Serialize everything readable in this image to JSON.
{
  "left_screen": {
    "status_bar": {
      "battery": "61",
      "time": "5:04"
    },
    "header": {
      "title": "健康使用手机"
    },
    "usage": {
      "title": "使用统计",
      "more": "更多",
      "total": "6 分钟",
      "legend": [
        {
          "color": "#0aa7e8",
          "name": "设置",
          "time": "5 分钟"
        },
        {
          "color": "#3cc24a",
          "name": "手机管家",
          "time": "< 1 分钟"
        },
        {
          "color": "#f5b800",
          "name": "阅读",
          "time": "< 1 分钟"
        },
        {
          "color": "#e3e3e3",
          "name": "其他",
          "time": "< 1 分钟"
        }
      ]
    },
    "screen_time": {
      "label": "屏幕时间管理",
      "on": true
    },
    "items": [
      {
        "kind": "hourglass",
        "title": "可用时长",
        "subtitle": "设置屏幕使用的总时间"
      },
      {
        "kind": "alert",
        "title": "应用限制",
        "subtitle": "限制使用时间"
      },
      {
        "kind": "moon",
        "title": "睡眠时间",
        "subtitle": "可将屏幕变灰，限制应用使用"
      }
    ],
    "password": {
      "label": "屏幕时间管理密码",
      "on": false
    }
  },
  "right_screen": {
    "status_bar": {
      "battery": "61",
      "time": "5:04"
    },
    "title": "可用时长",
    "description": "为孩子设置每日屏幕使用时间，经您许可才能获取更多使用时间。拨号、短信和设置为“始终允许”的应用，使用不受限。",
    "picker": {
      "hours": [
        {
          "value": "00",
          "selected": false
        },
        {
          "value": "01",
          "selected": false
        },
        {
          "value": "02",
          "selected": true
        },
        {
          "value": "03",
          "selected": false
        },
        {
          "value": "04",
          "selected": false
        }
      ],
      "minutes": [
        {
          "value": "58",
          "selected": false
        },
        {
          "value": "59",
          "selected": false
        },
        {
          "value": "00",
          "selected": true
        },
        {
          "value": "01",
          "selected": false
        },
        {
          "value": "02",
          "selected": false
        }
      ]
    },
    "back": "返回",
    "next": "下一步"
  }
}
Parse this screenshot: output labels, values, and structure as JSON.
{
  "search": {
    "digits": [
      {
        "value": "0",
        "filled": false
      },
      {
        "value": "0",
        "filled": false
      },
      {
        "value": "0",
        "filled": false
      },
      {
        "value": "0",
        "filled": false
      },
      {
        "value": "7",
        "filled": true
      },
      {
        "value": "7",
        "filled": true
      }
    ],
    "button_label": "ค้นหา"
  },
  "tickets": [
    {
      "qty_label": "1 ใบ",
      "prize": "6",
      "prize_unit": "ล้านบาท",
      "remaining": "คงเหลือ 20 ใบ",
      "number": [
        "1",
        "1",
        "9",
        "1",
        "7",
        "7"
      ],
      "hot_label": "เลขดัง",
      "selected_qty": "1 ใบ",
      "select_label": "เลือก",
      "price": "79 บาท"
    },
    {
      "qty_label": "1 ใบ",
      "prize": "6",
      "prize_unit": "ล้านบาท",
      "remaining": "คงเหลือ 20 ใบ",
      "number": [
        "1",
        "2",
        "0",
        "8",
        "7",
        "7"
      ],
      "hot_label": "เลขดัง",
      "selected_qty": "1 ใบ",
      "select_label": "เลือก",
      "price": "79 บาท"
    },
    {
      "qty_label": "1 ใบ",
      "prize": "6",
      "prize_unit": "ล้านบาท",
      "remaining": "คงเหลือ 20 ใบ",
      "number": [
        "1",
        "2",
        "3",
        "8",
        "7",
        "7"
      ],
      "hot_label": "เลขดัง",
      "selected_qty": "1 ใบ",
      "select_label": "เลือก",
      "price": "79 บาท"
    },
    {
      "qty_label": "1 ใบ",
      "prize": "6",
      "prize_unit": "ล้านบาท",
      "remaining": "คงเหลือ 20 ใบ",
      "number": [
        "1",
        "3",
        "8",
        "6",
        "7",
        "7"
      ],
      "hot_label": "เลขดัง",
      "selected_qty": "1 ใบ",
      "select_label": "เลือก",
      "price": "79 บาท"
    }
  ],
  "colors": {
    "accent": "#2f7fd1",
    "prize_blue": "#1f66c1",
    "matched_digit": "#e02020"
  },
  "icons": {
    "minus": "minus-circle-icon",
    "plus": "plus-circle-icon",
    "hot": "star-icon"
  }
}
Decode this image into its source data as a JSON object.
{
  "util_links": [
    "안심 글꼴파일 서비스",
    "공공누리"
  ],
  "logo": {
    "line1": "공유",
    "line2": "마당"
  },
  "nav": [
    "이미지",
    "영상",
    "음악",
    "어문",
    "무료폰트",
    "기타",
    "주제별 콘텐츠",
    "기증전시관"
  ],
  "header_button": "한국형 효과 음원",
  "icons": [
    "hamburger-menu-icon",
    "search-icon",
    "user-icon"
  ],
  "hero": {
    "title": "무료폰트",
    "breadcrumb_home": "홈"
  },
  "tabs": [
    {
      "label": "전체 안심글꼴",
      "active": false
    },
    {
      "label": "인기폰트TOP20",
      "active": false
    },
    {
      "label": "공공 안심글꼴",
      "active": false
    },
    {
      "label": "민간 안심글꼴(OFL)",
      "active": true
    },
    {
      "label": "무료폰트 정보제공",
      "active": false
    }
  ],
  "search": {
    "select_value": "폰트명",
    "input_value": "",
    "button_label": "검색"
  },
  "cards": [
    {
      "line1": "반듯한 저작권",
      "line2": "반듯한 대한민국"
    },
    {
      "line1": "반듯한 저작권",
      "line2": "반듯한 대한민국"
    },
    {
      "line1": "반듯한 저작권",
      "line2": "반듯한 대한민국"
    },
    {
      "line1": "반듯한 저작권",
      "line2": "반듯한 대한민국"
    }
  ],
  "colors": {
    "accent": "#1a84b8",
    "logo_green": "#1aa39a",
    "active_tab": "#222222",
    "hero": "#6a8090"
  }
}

* * * * * * *

Filter the records above for lines containing the word "image", and copy those lines.

Serialize everything readable in this image to JSON.
Decode this image into its source data as a JSON object.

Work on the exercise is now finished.